Print the whole listing exactly.

• • •

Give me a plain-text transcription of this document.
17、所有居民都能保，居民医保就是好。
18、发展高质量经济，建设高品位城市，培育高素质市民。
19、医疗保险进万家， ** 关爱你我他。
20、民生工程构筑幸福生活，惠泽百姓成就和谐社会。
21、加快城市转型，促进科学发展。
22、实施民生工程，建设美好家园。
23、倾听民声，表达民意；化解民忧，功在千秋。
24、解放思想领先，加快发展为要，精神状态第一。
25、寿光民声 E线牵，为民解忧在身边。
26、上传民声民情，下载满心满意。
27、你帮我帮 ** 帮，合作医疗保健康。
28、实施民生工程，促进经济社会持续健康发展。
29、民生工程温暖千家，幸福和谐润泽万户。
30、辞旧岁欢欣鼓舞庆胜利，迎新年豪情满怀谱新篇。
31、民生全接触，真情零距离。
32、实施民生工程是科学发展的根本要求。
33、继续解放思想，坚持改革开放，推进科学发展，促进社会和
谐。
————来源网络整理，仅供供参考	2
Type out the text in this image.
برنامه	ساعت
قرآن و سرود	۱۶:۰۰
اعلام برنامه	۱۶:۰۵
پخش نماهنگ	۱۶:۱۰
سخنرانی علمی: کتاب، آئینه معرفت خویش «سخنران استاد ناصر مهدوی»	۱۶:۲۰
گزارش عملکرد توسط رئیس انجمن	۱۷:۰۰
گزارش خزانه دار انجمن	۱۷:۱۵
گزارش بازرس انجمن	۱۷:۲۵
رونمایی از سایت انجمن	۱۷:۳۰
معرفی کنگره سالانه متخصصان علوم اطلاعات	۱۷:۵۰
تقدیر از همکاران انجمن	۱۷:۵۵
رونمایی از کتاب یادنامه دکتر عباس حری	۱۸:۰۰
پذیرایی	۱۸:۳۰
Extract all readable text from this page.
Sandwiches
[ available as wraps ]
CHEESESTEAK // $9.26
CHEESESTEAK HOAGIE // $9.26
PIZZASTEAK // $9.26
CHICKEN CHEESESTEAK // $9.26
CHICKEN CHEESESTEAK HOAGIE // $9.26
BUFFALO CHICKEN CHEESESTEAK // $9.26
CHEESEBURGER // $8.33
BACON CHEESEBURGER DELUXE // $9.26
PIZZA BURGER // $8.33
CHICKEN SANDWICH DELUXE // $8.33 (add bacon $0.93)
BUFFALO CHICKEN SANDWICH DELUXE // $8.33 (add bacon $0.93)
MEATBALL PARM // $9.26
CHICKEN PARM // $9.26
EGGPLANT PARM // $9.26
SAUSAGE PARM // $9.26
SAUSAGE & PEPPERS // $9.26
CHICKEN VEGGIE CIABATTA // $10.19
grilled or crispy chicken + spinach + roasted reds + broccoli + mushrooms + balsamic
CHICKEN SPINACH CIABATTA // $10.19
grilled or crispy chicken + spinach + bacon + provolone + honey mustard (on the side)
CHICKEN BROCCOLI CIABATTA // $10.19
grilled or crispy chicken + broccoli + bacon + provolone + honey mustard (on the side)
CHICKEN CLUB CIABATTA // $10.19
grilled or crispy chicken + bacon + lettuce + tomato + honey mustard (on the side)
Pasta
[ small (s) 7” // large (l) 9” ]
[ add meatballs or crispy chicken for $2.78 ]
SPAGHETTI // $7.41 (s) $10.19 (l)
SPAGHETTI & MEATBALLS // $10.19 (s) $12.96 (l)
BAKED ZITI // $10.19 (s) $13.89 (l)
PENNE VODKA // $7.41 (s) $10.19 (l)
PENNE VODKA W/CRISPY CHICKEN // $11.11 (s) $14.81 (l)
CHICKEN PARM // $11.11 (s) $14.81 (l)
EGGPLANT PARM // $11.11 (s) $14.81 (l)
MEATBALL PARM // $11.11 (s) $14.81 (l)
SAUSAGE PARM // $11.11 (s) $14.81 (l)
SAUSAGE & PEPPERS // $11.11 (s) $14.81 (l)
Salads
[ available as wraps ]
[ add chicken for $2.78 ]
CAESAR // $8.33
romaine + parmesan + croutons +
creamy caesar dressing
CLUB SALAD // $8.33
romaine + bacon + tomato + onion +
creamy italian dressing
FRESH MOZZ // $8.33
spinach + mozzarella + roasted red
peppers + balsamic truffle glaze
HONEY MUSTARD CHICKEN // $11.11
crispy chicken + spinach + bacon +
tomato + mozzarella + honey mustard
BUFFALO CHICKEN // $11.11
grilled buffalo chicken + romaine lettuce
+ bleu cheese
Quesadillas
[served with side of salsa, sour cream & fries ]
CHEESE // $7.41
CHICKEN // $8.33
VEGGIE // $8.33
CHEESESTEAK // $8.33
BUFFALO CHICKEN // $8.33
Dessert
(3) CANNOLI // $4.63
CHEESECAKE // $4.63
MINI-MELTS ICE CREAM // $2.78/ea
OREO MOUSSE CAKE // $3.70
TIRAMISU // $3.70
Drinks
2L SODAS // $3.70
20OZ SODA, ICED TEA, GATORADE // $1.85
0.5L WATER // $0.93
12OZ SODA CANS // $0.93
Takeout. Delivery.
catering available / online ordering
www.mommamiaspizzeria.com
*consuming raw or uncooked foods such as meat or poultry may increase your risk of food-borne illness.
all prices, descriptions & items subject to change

• • •

(Written response)
Give me a plain-text transcription of this document.
17、所有居民都能保，居民医保就是好。
18、发展高质量经济，建设高品位城市，培育高素质市民。
19、医疗保险进万家， ** 关爱你我他。
20、民生工程构筑幸福生活，惠泽百姓成就和谐社会。
21、加快城市转型，促进科学发展。
22、实施民生工程，建设美好家园。
23、倾听民声，表达民意；化解民忧，功在千秋。
24、解放思想领先，加快发展为要，精神状态第一。
25、寿光民声 E线牵，为民解忧在身边。
26、上传民声民情，下载满心满意。
27、你帮我帮 ** 帮，合作医疗保健康。
28、实施民生工程，促进经济社会持续健康发展。
29、民生工程温暖千家，幸福和谐润泽万户。
30、辞旧岁欢欣鼓舞庆胜利，迎新年豪情满怀谱新篇。
31、民生全接触，真情零距离。
32、实施民生工程是科学发展的根本要求。
33、继续解放思想，坚持改革开放，推进科学发展，促进社会和
谐。
————来源网络整理，仅供供参考	2
Type out the text in this image.
برنامه	ساعت
قرآن و سرود	۱۶:۰۰
اعلام برنامه	۱۶:۰۵
پخش نماهنگ	۱۶:۱۰
سخنرانی علمی: کتاب، آئینه معرفت خویش «سخنران استاد ناصر مهدوی»	۱۶:۲۰
گزارش عملکرد توسط رئیس انجمن	۱۷:۰۰
گزارش خزانه دار انجمن	۱۷:۱۵
گزارش بازرس انجمن	۱۷:۲۵
رونمایی از سایت انجمن	۱۷:۳۰
معرفی کنگره سالانه متخصصان علوم اطلاعات	۱۷:۵۰
تقدیر از همکاران انجمن	۱۷:۵۵
رونمایی از کتاب یادنامه دکتر عباس حری	۱۸:۰۰
پذیرایی	۱۸:۳۰
Extract all readable text from this page.
Sandwiches
[ available as wraps ]
CHEESESTEAK // $9.26
CHEESESTEAK HOAGIE // $9.26
PIZZASTEAK // $9.26
CHICKEN CHEESESTEAK // $9.26
CHICKEN CHEESESTEAK HOAGIE // $9.26
BUFFALO CHICKEN CHEESESTEAK // $9.26
CHEESEBURGER // $8.33
BACON CHEESEBURGER DELUXE // $9.26
PIZZA BURGER // $8.33
CHICKEN SANDWICH DELUXE // $8.33 (add bacon $0.93)
BUFFALO CHICKEN SANDWICH DELUXE // $8.33 (add bacon $0.93)
MEATBALL PARM // $9.26
CHICKEN PARM // $9.26
EGGPLANT PARM // $9.26
SAUSAGE PARM // $9.26
SAUSAGE & PEPPERS // $9.26
CHICKEN VEGGIE CIABATTA // $10.19
grilled or crispy chicken + spinach + roasted reds + broccoli + mushrooms + balsamic
CHICKEN SPINACH CIABATTA // $10.19
grilled or crispy chicken + spinach + bacon + provolone + honey mustard (on the side)
CHICKEN BROCCOLI CIABATTA // $10.19
grilled or crispy chicken + broccoli + bacon + provolone + honey mustard (on the side)
CHICKEN CLUB CIABATTA // $10.19
grilled or crispy chicken + bacon + lettuce + tomato + honey mustard (on the side)
Pasta
[ small (s) 7” // large (l) 9” ]
[ add meatballs or crispy chicken for $2.78 ]
SPAGHETTI // $7.41 (s) $10.19 (l)
SPAGHETTI & MEATBALLS // $10.19 (s) $12.96 (l)
BAKED ZITI // $10.19 (s) $13.89 (l)
PENNE VODKA // $7.41 (s) $10.19 (l)
PENNE VODKA W/CRISPY CHICKEN // $11.11 (s) $14.81 (l)
CHICKEN PARM // $11.11 (s) $14.81 (l)
EGGPLANT PARM // $11.11 (s) $14.81 (l)
MEATBALL PARM // $11.11 (s) $14.81 (l)
SAUSAGE PARM // $11.11 (s) $14.81 (l)
SAUSAGE & PEPPERS // $11.11 (s) $14.81 (l)
Salads
[ available as wraps ]
[ add chicken for $2.78 ]
CAESAR // $8.33
romaine + parmesan + croutons +
creamy caesar dressing
CLUB SALAD // $8.33
romaine + bacon + tomato + onion +
creamy italian dressing
FRESH MOZZ // $8.33
spinach + mozzarella + roasted red
peppers + balsamic truffle glaze
HONEY MUSTARD CHICKEN // $11.11
crispy chicken + spinach + bacon +
tomato + mozzarella + honey mustard
BUFFALO CHICKEN // $11.11
grilled buffalo chicken + romaine lettuce
+ bleu cheese
Quesadillas
[served with side of salsa, sour cream & fries ]
CHEESE // $7.41
CHICKEN // $8.33
VEGGIE // $8.33
CHEESESTEAK // $8.33
BUFFALO CHICKEN // $8.33
Dessert
(3) CANNOLI // $4.63
CHEESECAKE // $4.63
MINI-MELTS ICE CREAM // $2.78/ea
OREO MOUSSE CAKE // $3.70
TIRAMISU // $3.70
Drinks
2L SODAS // $3.70
20OZ SODA, ICED TEA, GATORADE // $1.85
0.5L WATER // $0.93
12OZ SODA CANS // $0.93
Takeout. Delivery.
catering available / online ordering
www.mommamiaspizzeria.com
*consuming raw or uncooked foods such as meat or poultry may increase your risk of food-borne illness.
all prices, descriptions & items subject to change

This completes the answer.